▸ Problem statement
Check each line for the word "Display" and report how many have it. Give nothing else.

* START Material to process *

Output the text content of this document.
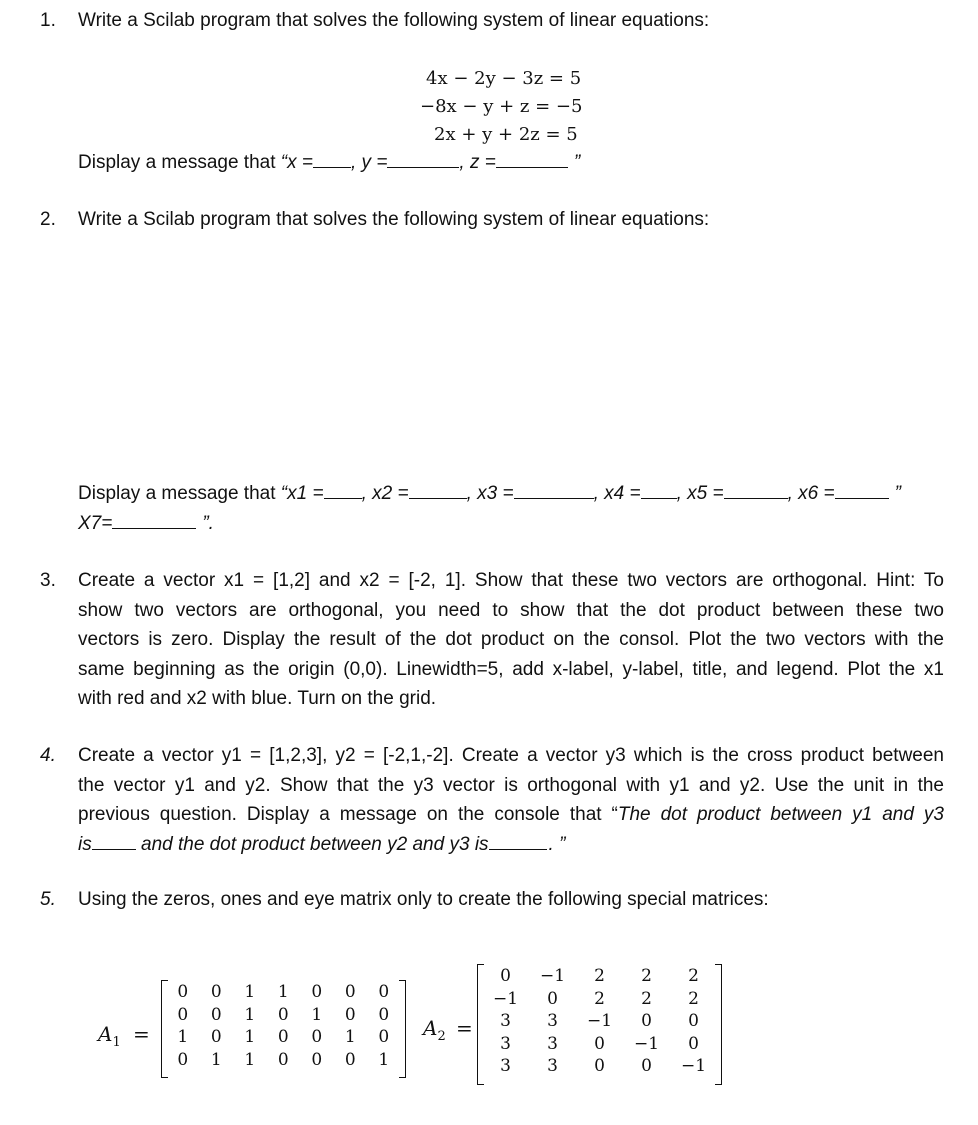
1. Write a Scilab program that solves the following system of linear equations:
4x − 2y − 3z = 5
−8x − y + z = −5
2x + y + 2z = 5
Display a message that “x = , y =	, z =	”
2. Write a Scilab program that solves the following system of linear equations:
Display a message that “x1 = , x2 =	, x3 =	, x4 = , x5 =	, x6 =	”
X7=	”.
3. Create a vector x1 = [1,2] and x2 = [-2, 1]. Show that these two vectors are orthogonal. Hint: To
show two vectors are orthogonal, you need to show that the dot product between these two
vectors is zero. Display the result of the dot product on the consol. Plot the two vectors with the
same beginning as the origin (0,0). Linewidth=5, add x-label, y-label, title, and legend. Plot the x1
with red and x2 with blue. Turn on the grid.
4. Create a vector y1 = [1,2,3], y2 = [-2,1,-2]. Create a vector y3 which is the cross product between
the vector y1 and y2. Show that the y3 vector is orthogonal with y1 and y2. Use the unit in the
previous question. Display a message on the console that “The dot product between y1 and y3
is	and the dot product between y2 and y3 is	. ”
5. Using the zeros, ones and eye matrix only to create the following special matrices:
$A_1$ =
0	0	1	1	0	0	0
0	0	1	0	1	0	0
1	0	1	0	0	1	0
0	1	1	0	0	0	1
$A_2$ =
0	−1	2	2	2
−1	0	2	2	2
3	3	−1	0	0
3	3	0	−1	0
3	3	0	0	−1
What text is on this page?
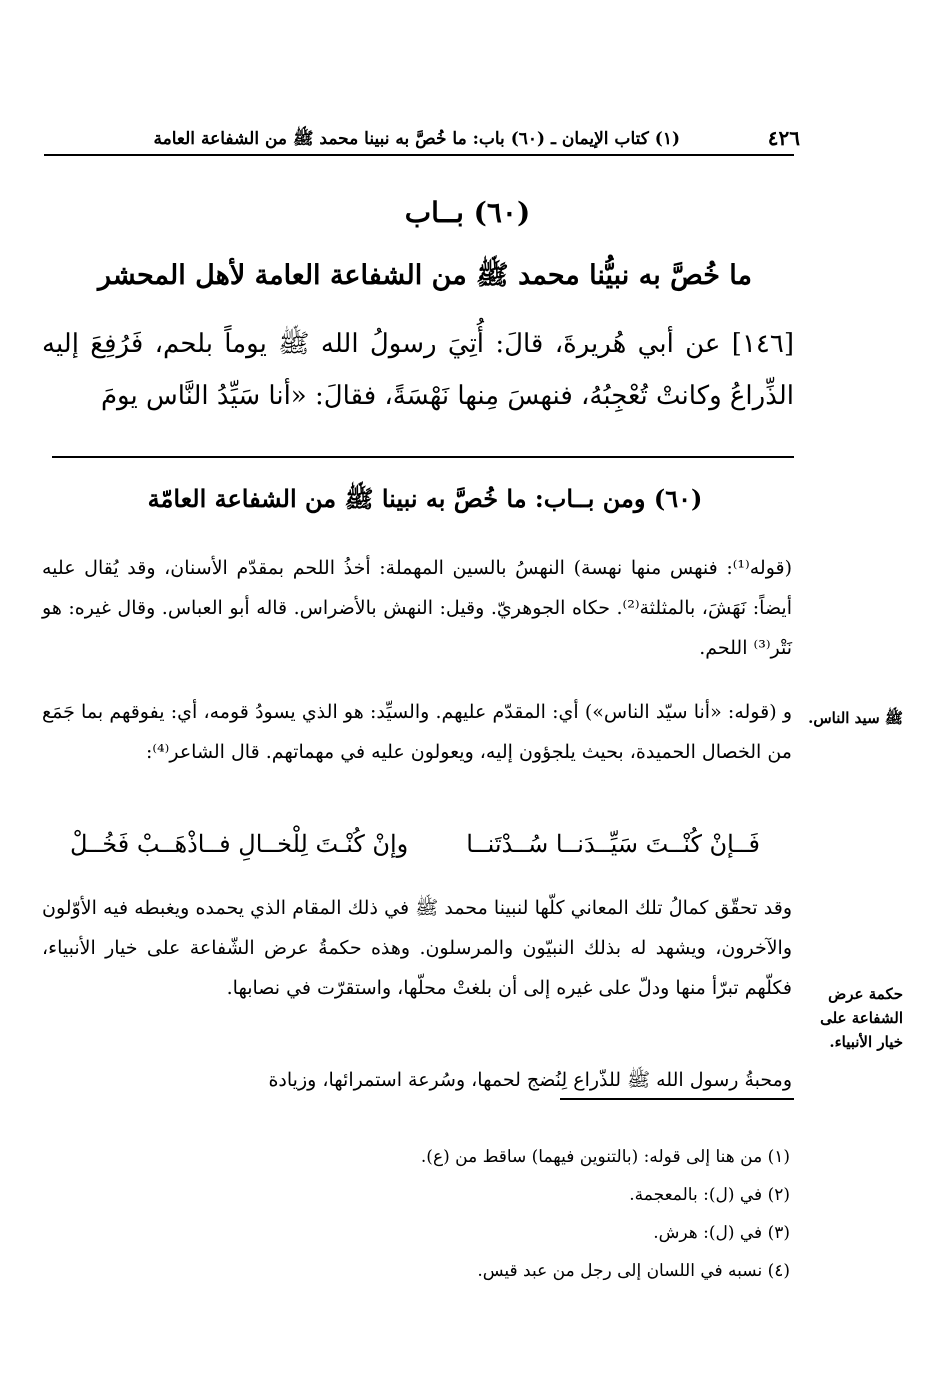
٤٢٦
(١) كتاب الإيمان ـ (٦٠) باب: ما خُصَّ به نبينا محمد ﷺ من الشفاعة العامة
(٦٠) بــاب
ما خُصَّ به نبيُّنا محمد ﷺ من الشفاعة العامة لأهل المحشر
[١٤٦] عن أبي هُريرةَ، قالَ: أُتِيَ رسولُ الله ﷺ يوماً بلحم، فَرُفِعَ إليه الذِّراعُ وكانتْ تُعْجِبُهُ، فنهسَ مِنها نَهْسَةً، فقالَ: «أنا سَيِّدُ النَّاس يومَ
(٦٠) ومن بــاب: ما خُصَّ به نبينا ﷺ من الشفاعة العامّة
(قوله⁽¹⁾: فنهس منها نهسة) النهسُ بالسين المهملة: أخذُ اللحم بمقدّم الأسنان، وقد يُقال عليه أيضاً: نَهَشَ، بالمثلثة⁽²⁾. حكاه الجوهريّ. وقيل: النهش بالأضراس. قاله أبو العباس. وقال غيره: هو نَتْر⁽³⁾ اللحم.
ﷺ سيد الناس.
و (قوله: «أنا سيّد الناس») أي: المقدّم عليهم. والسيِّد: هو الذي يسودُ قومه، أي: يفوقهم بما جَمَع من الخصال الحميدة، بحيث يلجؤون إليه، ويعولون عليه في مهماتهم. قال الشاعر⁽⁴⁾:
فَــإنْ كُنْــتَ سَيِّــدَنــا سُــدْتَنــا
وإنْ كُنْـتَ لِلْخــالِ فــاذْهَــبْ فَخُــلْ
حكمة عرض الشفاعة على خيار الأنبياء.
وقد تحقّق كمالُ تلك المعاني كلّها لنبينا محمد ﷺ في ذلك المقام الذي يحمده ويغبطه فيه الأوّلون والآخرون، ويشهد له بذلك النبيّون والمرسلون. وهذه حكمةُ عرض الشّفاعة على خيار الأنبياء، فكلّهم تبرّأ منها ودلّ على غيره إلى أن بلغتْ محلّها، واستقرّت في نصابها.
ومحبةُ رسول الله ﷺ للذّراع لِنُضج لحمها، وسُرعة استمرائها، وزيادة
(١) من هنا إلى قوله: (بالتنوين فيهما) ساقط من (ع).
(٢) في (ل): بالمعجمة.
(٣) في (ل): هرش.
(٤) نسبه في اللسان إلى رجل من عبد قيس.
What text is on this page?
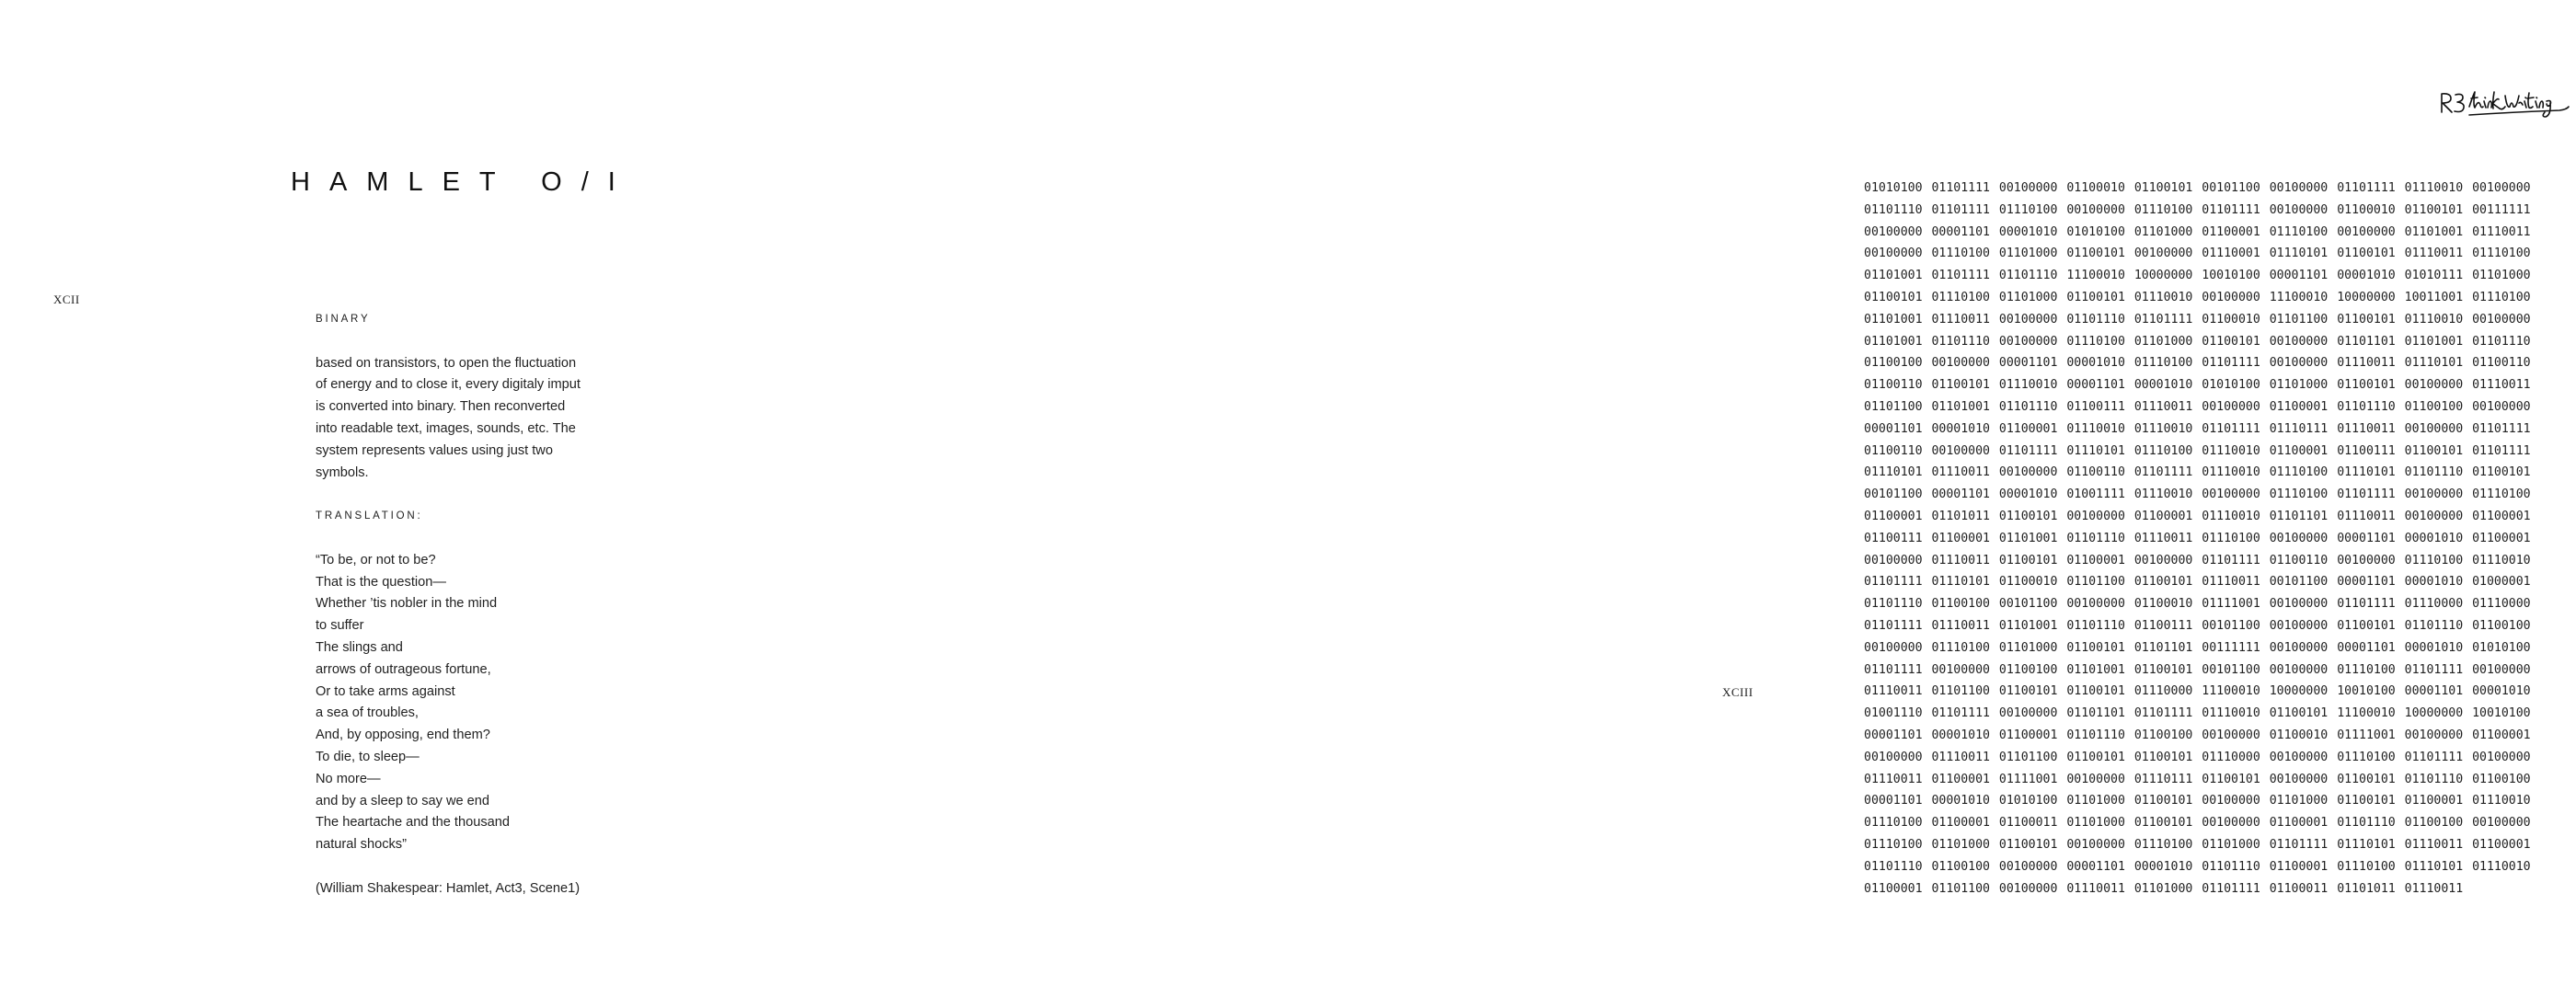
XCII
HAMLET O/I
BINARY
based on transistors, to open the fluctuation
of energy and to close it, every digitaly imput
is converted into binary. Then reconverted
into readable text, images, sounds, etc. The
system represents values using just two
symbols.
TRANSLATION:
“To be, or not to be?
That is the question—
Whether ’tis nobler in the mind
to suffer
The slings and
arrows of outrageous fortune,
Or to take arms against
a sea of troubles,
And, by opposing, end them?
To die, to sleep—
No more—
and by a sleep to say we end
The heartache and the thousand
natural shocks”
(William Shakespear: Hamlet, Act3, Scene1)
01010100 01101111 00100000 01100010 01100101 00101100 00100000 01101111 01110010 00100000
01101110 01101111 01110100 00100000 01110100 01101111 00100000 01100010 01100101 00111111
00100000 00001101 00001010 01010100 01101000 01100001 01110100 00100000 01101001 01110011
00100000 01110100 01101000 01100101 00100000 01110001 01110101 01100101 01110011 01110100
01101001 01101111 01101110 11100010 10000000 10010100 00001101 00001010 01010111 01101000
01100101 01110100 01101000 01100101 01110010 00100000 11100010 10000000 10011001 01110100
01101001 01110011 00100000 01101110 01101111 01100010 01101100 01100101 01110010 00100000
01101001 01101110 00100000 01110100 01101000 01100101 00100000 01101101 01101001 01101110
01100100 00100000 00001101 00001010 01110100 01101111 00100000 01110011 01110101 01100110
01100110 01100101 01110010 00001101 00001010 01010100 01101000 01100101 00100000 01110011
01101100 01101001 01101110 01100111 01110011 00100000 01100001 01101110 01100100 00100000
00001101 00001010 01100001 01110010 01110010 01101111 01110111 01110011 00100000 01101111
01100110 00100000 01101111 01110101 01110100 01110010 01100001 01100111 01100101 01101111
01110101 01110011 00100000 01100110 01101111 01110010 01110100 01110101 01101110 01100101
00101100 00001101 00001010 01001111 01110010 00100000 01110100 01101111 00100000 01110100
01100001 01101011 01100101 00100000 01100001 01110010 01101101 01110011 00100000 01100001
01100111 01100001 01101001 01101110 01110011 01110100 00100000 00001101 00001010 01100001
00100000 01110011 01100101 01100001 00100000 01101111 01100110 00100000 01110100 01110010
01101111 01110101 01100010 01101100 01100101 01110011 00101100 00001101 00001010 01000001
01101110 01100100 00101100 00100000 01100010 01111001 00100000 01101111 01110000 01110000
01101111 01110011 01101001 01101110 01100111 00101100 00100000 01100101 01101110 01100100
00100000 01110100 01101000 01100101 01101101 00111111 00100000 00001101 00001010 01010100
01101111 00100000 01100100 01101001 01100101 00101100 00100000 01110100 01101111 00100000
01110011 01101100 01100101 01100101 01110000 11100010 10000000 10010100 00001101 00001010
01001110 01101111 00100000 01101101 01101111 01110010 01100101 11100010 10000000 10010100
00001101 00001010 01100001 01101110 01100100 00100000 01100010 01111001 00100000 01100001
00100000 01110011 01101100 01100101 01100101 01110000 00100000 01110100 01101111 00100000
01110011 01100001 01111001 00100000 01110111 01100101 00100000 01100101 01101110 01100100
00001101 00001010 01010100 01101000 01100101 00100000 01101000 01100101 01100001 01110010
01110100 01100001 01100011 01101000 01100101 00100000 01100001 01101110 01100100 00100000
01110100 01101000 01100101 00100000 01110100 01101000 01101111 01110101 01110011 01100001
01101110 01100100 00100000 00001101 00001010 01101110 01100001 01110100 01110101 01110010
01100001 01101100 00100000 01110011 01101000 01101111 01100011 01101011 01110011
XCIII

* END Material to process *

▸ The reply
4